## start Task data

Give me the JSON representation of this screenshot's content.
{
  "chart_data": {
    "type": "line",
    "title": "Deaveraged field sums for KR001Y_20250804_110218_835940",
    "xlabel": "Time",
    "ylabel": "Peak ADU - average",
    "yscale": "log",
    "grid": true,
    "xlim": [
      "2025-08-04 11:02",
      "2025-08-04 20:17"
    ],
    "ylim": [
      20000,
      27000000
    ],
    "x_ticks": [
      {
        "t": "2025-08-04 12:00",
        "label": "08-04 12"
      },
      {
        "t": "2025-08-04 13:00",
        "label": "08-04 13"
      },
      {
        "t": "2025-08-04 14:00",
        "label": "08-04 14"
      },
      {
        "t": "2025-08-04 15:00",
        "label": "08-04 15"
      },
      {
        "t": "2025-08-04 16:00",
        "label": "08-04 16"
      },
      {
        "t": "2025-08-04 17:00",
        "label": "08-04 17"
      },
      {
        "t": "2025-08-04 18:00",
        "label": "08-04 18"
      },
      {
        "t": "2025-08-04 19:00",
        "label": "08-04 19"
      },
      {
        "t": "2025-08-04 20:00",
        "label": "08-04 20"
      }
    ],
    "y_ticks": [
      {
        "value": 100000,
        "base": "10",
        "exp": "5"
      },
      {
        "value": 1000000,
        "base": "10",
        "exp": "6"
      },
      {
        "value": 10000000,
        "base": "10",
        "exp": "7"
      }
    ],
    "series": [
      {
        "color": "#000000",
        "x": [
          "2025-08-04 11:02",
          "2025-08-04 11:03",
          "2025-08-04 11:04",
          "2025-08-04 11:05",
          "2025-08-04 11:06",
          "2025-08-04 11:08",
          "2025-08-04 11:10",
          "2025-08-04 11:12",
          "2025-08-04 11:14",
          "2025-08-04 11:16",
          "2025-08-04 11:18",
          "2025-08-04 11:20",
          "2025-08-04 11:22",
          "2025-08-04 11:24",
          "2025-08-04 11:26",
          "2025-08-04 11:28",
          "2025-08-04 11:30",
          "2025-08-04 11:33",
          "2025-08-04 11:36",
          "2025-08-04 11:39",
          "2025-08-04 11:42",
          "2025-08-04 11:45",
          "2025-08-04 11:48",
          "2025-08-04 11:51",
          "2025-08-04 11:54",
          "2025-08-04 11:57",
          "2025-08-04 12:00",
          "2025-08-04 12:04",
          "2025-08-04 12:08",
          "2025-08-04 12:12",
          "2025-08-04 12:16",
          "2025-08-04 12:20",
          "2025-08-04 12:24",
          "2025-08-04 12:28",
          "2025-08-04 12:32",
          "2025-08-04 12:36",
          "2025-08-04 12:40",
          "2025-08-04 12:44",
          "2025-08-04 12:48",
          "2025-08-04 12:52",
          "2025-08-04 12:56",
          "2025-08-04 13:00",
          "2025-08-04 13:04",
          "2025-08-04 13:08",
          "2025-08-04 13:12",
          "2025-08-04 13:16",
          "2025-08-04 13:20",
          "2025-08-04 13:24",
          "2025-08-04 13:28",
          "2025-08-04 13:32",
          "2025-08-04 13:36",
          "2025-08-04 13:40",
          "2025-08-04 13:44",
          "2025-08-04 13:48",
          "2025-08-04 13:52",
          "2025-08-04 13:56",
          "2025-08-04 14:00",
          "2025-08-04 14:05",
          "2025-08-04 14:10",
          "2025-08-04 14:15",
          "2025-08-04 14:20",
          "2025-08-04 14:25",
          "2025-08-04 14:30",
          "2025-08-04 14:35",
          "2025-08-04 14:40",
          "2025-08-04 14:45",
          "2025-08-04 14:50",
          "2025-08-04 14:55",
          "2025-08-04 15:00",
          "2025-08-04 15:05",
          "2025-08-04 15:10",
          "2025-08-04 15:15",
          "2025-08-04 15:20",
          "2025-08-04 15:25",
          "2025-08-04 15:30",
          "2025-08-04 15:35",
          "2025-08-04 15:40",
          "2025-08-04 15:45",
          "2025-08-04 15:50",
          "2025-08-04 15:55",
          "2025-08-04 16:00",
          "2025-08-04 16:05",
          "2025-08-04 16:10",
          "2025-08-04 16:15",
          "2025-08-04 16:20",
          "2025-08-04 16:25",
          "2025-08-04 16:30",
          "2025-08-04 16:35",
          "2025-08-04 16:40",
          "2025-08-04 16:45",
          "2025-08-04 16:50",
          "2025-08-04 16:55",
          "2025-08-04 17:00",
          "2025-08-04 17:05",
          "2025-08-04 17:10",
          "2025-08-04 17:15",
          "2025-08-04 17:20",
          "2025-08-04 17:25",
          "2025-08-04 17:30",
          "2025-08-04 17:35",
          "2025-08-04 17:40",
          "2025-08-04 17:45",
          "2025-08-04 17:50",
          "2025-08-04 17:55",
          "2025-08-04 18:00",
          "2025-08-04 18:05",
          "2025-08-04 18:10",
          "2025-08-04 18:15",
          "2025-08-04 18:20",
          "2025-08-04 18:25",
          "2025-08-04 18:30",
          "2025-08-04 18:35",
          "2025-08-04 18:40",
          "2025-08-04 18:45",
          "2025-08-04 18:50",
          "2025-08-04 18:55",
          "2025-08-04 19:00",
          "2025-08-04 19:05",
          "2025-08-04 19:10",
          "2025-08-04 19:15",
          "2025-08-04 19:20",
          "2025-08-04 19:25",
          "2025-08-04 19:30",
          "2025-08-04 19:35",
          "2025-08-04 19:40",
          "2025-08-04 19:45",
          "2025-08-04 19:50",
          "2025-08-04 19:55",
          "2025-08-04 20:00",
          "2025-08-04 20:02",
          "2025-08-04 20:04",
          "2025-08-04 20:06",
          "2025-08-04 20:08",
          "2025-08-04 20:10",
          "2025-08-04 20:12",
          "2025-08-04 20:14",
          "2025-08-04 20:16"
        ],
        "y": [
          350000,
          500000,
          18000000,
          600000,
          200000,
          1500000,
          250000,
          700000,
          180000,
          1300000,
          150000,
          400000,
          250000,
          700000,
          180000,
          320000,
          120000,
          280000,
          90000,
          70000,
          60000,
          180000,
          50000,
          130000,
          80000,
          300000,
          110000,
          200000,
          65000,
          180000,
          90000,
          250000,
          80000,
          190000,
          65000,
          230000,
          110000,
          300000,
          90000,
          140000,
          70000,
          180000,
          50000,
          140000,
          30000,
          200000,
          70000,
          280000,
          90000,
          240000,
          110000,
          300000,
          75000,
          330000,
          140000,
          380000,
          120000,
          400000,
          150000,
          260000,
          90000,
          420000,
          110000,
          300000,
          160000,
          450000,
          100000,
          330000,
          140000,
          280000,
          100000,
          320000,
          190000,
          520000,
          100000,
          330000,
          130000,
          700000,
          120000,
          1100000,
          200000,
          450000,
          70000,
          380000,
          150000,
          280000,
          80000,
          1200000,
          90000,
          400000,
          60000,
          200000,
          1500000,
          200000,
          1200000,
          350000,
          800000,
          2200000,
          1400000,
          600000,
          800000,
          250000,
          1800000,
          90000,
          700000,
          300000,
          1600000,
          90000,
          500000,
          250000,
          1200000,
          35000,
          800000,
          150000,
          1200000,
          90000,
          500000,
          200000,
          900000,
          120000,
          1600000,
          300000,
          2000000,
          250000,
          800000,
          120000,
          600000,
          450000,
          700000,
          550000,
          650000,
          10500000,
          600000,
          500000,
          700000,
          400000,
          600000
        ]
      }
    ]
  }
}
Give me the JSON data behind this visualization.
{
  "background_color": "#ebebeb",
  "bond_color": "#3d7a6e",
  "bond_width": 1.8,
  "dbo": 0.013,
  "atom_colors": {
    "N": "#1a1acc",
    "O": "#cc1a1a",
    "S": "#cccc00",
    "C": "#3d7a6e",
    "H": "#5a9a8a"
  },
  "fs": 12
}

## end Task data

_Exercise task_
Write the entries again, exactly as they stand.

_Result below_
Give me the JSON representation of this screenshot's content.
{
  "chart_data": {
    "type": "line",
    "title": "Deaveraged field sums for KR001Y_20250804_110218_835940",
    "xlabel": "Time",
    "ylabel": "Peak ADU - average",
    "yscale": "log",
    "grid": true,
    "xlim": [
      "2025-08-04 11:02",
      "2025-08-04 20:17"
    ],
    "ylim": [
      20000,
      27000000
    ],
    "x_ticks": [
      {
        "t": "2025-08-04 12:00",
        "label": "08-04 12"
      },
      {
        "t": "2025-08-04 13:00",
        "label": "08-04 13"
      },
      {
        "t": "2025-08-04 14:00",
        "label": "08-04 14"
      },
      {
        "t": "2025-08-04 15:00",
        "label": "08-04 15"
      },
      {
        "t": "2025-08-04 16:00",
        "label": "08-04 16"
      },
      {
        "t": "2025-08-04 17:00",
        "label": "08-04 17"
      },
      {
        "t": "2025-08-04 18:00",
        "label": "08-04 18"
      },
      {
        "t": "2025-08-04 19:00",
        "label": "08-04 19"
      },
      {
        "t": "2025-08-04 20:00",
        "label": "08-04 20"
      }
    ],
    "y_ticks": [
      {
        "value": 100000,
        "base": "10",
        "exp": "5"
      },
      {
        "value": 1000000,
        "base": "10",
        "exp": "6"
      },
      {
        "value": 10000000,
        "base": "10",
        "exp": "7"
      }
    ],
    "series": [
      {
        "color": "#000000",
        "x": [
          "2025-08-04 11:02",
          "2025-08-04 11:03",
          "2025-08-04 11:04",
          "2025-08-04 11:05",
          "2025-08-04 11:06",
          "2025-08-04 11:08",
          "2025-08-04 11:10",
          "2025-08-04 11:12",
          "2025-08-04 11:14",
          "2025-08-04 11:16",
          "2025-08-04 11:18",
          "2025-08-04 11:20",
          "2025-08-04 11:22",
          "2025-08-04 11:24",
          "2025-08-04 11:26",
          "2025-08-04 11:28",
          "2025-08-04 11:30",
          "2025-08-04 11:33",
          "2025-08-04 11:36",
          "2025-08-04 11:39",
          "2025-08-04 11:42",
          "2025-08-04 11:45",
          "2025-08-04 11:48",
          "2025-08-04 11:51",
          "2025-08-04 11:54",
          "2025-08-04 11:57",
          "2025-08-04 12:00",
          "2025-08-04 12:04",
          "2025-08-04 12:08",
          "2025-08-04 12:12",
          "2025-08-04 12:16",
          "2025-08-04 12:20",
          "2025-08-04 12:24",
          "2025-08-04 12:28",
          "2025-08-04 12:32",
          "2025-08-04 12:36",
          "2025-08-04 12:40",
          "2025-08-04 12:44",
          "2025-08-04 12:48",
          "2025-08-04 12:52",
          "2025-08-04 12:56",
          "2025-08-04 13:00",
          "2025-08-04 13:04",
          "2025-08-04 13:08",
          "2025-08-04 13:12",
          "2025-08-04 13:16",
          "2025-08-04 13:20",
          "2025-08-04 13:24",
          "2025-08-04 13:28",
          "2025-08-04 13:32",
          "2025-08-04 13:36",
          "2025-08-04 13:40",
          "2025-08-04 13:44",
          "2025-08-04 13:48",
          "2025-08-04 13:52",
          "2025-08-04 13:56",
          "2025-08-04 14:00",
          "2025-08-04 14:05",
          "2025-08-04 14:10",
          "2025-08-04 14:15",
          "2025-08-04 14:20",
          "2025-08-04 14:25",
          "2025-08-04 14:30",
          "2025-08-04 14:35",
          "2025-08-04 14:40",
          "2025-08-04 14:45",
          "2025-08-04 14:50",
          "2025-08-04 14:55",
          "2025-08-04 15:00",
          "2025-08-04 15:05",
          "2025-08-04 15:10",
          "2025-08-04 15:15",
          "2025-08-04 15:20",
          "2025-08-04 15:25",
          "2025-08-04 15:30",
          "2025-08-04 15:35",
          "2025-08-04 15:40",
          "2025-08-04 15:45",
          "2025-08-04 15:50",
          "2025-08-04 15:55",
          "2025-08-04 16:00",
          "2025-08-04 16:05",
          "2025-08-04 16:10",
          "2025-08-04 16:15",
          "2025-08-04 16:20",
          "2025-08-04 16:25",
          "2025-08-04 16:30",
          "2025-08-04 16:35",
          "2025-08-04 16:40",
          "2025-08-04 16:45",
          "2025-08-04 16:50",
          "2025-08-04 16:55",
          "2025-08-04 17:00",
          "2025-08-04 17:05",
          "2025-08-04 17:10",
          "2025-08-04 17:15",
          "2025-08-04 17:20",
          "2025-08-04 17:25",
          "2025-08-04 17:30",
          "2025-08-04 17:35",
          "2025-08-04 17:40",
          "2025-08-04 17:45",
          "2025-08-04 17:50",
          "2025-08-04 17:55",
          "2025-08-04 18:00",
          "2025-08-04 18:05",
          "2025-08-04 18:10",
          "2025-08-04 18:15",
          "2025-08-04 18:20",
          "2025-08-04 18:25",
          "2025-08-04 18:30",
          "2025-08-04 18:35",
          "2025-08-04 18:40",
          "2025-08-04 18:45",
          "2025-08-04 18:50",
          "2025-08-04 18:55",
          "2025-08-04 19:00",
          "2025-08-04 19:05",
          "2025-08-04 19:10",
          "2025-08-04 19:15",
          "2025-08-04 19:20",
          "2025-08-04 19:25",
          "2025-08-04 19:30",
          "2025-08-04 19:35",
          "2025-08-04 19:40",
          "2025-08-04 19:45",
          "2025-08-04 19:50",
          "2025-08-04 19:55",
          "2025-08-04 20:00",
          "2025-08-04 20:02",
          "2025-08-04 20:04",
          "2025-08-04 20:06",
          "2025-08-04 20:08",
          "2025-08-04 20:10",
          "2025-08-04 20:12",
          "2025-08-04 20:14",
          "2025-08-04 20:16"
        ],
        "y": [
          350000,
          500000,
          18000000,
          600000,
          200000,
          1500000,
          250000,
          700000,
          180000,
          1300000,
          150000,
          400000,
          250000,
          700000,
          180000,
          320000,
          120000,
          280000,
          90000,
          70000,
          60000,
          180000,
          50000,
          130000,
          80000,
          300000,
          110000,
          200000,
          65000,
          180000,
          90000,
          250000,
          80000,
          190000,
          65000,
          230000,
          110000,
          300000,
          90000,
          140000,
          70000,
          180000,
          50000,
          140000,
          30000,
          200000,
          70000,
          280000,
          90000,
          240000,
          110000,
          300000,
          75000,
          330000,
          140000,
          380000,
          120000,
          400000,
          150000,
          260000,
          90000,
          420000,
          110000,
          300000,
          160000,
          450000,
          100000,
          330000,
          140000,
          280000,
          100000,
          320000,
          190000,
          520000,
          100000,
          330000,
          130000,
          700000,
          120000,
          1100000,
          200000,
          450000,
          70000,
          380000,
          150000,
          280000,
          80000,
          1200000,
          90000,
          400000,
          60000,
          200000,
          1500000,
          200000,
          1200000,
          350000,
          800000,
          2200000,
          1400000,
          600000,
          800000,
          250000,
          1800000,
          90000,
          700000,
          300000,
          1600000,
          90000,
          500000,
          250000,
          1200000,
          35000,
          800000,
          150000,
          1200000,
          90000,
          500000,
          200000,
          900000,
          120000,
          1600000,
          300000,
          2000000,
          250000,
          800000,
          120000,
          600000,
          450000,
          700000,
          550000,
          650000,
          10500000,
          600000,
          500000,
          700000,
          400000,
          600000
        ]
      }
    ]
  }
}
Give me the JSON data behind this visualization.
{
  "background_color": "#ebebeb",
  "bond_color": "#3d7a6e",
  "bond_width": 1.8,
  "dbo": 0.013,
  "atom_colors": {
    "N": "#1a1acc",
    "O": "#cc1a1a",
    "S": "#cccc00",
    "C": "#3d7a6e",
    "H": "#5a9a8a"
  },
  "fs": 12
}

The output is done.